Figure collection entries
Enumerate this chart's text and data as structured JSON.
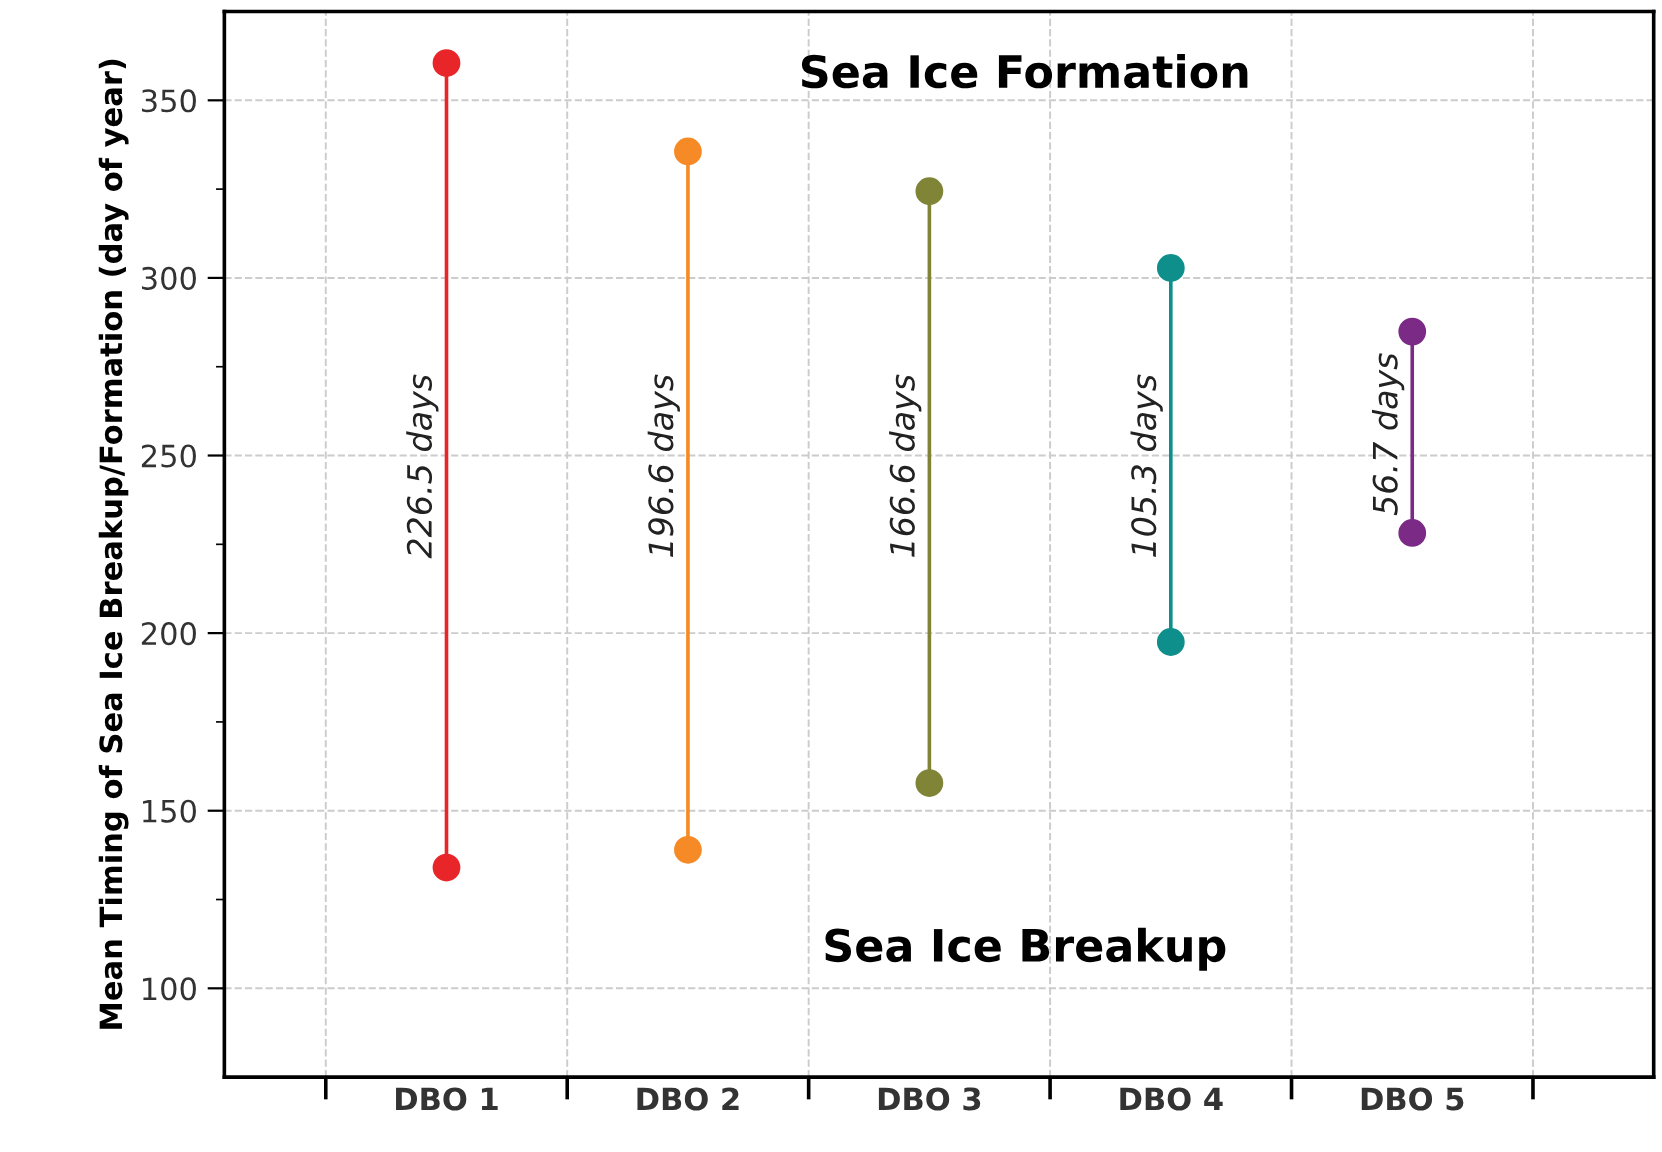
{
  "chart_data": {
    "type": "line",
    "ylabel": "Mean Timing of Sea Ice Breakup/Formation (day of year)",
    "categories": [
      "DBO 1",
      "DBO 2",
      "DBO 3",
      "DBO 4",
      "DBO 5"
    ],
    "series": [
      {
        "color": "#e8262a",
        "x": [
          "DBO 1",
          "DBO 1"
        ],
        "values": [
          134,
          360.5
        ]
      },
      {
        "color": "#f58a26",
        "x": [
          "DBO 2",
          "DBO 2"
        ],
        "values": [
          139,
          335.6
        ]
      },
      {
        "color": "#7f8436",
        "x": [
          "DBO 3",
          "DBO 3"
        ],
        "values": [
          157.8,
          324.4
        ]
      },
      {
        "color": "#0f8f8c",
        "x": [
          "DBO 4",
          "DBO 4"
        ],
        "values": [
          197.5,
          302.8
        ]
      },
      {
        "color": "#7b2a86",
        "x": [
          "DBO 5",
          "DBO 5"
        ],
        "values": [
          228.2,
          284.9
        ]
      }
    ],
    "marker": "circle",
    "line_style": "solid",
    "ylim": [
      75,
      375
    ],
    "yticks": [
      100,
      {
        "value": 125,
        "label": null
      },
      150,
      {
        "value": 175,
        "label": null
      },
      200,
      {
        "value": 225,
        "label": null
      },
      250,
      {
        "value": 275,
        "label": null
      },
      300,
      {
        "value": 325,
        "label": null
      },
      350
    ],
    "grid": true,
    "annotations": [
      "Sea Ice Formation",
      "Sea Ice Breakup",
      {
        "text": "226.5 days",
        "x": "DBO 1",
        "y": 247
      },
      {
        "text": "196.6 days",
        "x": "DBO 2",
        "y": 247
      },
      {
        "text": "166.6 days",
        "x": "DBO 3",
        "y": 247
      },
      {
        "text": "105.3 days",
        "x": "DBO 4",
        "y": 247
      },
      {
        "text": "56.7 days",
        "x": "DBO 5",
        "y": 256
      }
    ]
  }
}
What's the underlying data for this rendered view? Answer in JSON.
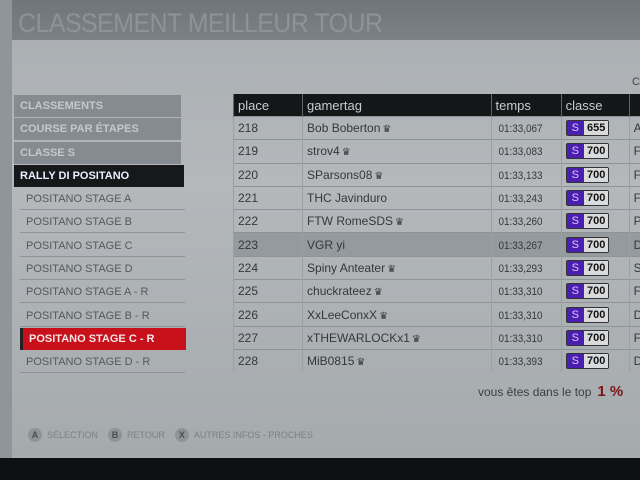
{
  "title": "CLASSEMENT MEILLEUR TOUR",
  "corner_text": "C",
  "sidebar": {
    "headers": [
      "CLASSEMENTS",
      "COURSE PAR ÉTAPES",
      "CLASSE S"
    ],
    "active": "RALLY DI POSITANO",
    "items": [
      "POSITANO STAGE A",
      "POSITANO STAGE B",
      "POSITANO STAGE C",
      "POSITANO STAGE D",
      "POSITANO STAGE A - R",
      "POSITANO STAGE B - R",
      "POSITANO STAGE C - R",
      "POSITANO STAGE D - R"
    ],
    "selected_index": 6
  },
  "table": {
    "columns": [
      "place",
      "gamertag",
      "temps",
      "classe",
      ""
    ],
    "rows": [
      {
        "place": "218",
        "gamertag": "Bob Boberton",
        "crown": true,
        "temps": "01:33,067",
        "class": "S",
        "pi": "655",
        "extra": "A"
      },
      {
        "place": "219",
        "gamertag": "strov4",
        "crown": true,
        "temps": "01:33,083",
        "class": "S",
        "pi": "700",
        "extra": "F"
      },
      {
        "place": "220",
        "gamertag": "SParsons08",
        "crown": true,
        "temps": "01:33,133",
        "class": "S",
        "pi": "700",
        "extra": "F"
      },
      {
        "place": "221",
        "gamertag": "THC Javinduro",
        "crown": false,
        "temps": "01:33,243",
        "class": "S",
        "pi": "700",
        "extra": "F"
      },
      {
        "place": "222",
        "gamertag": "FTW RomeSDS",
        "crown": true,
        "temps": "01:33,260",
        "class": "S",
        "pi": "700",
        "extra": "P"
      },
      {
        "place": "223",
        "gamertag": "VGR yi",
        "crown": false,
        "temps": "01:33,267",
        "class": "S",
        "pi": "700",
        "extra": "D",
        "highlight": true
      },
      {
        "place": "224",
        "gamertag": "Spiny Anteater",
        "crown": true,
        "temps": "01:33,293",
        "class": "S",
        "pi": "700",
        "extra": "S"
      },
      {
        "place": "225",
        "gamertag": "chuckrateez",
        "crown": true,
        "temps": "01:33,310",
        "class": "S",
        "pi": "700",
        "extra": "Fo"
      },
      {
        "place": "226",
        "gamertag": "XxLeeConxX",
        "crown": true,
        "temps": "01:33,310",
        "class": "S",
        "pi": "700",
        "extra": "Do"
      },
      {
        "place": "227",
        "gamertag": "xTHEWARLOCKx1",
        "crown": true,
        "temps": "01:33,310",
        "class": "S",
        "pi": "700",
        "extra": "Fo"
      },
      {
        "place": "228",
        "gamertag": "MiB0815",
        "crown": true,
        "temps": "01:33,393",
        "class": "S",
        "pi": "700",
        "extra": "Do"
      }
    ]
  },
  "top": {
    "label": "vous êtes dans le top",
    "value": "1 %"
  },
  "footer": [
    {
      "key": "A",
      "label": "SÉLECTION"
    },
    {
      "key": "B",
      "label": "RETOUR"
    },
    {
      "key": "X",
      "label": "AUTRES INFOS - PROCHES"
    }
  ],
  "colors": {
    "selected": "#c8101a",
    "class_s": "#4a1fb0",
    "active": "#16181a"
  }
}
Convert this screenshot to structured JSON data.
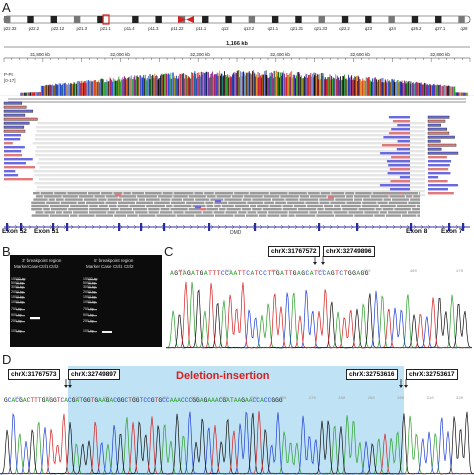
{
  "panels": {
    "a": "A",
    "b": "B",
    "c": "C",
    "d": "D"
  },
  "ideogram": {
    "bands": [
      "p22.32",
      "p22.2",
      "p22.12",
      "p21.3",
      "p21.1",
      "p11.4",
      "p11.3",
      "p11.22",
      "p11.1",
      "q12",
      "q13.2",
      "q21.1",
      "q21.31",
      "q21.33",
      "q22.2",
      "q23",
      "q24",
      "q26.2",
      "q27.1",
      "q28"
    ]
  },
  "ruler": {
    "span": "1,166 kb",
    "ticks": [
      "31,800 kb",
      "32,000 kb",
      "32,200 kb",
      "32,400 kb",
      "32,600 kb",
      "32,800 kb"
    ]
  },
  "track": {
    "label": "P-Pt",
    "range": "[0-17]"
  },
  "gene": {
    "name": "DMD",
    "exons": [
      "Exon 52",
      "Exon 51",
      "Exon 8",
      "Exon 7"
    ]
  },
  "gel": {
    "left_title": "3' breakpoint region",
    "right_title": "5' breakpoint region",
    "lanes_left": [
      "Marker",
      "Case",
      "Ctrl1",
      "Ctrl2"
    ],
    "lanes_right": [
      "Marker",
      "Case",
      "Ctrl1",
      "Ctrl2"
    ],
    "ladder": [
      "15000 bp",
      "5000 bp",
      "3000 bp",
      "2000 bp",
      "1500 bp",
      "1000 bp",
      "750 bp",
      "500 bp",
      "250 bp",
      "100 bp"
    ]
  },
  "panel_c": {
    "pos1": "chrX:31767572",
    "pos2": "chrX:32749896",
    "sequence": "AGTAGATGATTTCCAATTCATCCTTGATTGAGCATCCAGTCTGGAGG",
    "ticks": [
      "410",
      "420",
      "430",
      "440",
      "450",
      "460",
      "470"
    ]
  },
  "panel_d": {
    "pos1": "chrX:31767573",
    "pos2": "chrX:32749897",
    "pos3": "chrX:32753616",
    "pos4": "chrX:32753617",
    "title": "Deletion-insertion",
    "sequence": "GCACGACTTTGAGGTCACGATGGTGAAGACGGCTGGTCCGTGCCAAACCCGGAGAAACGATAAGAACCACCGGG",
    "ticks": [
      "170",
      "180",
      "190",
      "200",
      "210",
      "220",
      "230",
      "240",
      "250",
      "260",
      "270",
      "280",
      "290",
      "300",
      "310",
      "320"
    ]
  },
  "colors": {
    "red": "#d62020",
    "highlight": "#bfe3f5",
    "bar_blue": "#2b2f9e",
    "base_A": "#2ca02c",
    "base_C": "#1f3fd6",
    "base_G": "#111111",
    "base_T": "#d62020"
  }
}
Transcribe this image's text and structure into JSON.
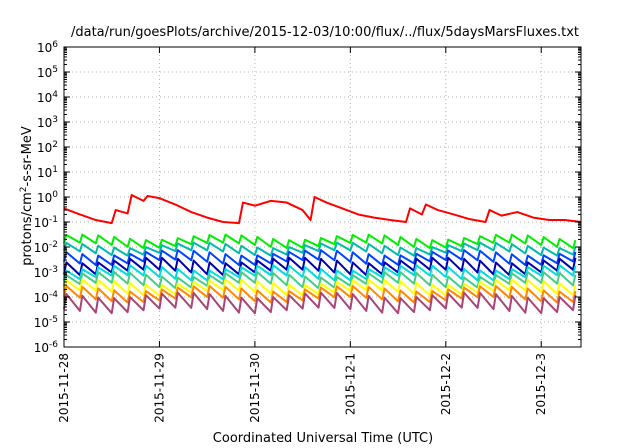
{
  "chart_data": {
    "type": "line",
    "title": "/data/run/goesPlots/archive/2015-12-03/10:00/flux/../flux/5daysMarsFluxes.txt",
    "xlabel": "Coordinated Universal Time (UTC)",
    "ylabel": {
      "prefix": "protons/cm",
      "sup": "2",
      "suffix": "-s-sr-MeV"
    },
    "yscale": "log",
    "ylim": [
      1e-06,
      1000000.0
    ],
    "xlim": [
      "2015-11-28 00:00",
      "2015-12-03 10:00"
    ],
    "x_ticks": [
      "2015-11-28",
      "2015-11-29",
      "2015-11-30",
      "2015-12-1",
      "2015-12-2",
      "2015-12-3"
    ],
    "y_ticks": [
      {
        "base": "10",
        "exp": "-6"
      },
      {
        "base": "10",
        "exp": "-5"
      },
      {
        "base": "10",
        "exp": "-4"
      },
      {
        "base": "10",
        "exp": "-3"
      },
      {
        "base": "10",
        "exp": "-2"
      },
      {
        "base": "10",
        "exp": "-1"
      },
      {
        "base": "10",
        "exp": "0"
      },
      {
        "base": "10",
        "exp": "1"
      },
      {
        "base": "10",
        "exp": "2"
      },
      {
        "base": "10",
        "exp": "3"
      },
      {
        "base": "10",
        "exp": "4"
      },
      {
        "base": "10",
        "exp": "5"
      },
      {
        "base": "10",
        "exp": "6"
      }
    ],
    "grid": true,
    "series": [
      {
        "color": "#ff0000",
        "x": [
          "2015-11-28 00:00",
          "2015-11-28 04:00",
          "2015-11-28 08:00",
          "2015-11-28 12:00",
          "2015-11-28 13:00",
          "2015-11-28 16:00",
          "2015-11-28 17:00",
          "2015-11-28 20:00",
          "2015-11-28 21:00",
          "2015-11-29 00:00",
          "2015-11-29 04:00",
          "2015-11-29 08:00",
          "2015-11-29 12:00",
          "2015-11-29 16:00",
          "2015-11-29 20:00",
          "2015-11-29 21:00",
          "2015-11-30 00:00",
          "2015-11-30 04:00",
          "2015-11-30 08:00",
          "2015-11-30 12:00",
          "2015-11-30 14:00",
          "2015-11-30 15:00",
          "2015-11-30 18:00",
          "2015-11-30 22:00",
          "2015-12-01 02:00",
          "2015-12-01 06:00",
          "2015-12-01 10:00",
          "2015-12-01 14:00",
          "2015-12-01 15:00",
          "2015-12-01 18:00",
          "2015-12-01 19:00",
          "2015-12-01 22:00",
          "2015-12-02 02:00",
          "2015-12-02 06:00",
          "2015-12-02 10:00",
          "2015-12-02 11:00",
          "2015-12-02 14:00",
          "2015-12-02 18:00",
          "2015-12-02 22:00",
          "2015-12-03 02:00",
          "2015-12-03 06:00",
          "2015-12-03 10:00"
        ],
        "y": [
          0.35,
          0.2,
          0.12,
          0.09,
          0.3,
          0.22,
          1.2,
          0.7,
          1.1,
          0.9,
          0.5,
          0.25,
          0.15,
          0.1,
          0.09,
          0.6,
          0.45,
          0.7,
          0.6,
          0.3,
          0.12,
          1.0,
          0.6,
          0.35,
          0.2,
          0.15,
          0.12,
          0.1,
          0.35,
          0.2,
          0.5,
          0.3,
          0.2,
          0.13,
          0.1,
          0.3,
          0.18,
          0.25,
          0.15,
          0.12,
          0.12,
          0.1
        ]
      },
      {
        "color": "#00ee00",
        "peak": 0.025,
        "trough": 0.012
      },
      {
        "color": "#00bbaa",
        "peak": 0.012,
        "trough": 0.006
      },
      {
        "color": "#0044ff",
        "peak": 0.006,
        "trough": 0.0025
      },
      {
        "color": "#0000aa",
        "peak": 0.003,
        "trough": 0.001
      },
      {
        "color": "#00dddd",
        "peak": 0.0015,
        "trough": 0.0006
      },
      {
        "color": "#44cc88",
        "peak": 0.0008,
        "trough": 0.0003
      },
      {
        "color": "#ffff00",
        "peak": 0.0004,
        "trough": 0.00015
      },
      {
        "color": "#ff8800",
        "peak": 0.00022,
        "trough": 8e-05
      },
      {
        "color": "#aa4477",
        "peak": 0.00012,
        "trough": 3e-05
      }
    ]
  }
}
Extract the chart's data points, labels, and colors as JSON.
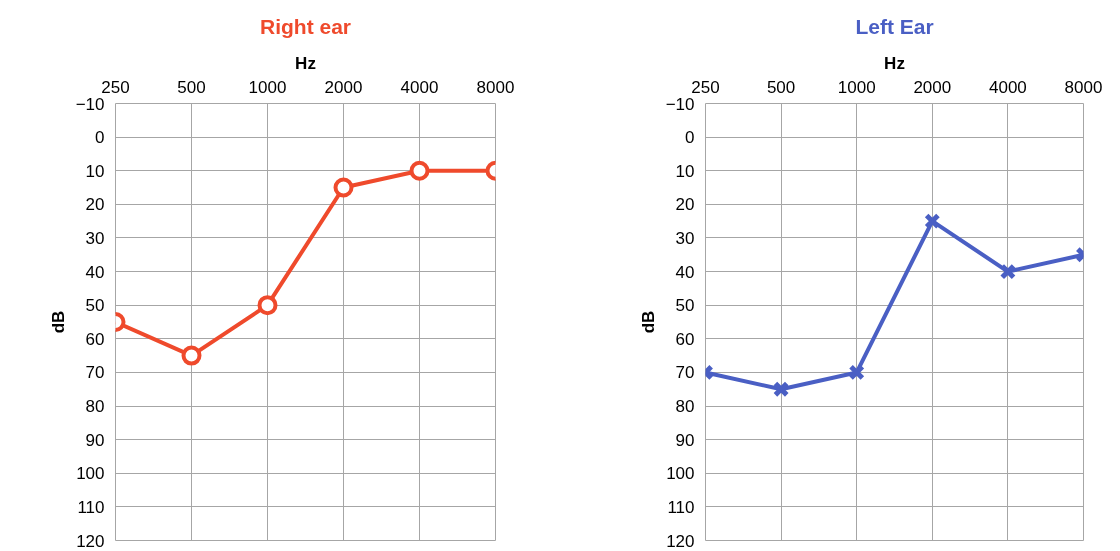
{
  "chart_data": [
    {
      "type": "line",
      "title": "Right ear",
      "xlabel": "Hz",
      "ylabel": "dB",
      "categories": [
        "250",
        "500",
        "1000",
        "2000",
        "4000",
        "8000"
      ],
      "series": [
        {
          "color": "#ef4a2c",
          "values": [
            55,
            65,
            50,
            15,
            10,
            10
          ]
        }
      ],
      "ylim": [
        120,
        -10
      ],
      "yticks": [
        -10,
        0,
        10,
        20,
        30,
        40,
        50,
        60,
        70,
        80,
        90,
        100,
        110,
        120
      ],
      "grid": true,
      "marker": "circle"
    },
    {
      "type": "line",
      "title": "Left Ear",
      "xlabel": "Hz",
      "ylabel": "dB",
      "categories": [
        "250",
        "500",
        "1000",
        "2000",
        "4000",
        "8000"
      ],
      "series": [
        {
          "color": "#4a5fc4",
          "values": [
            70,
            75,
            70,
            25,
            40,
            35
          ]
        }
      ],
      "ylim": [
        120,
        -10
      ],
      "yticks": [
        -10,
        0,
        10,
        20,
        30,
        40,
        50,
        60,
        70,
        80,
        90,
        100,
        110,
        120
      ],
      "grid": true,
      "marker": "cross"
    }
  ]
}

PROBLEM – Indicate how many lines of the material include the word "place"; the number alone is required.

FINAL RESULT – 12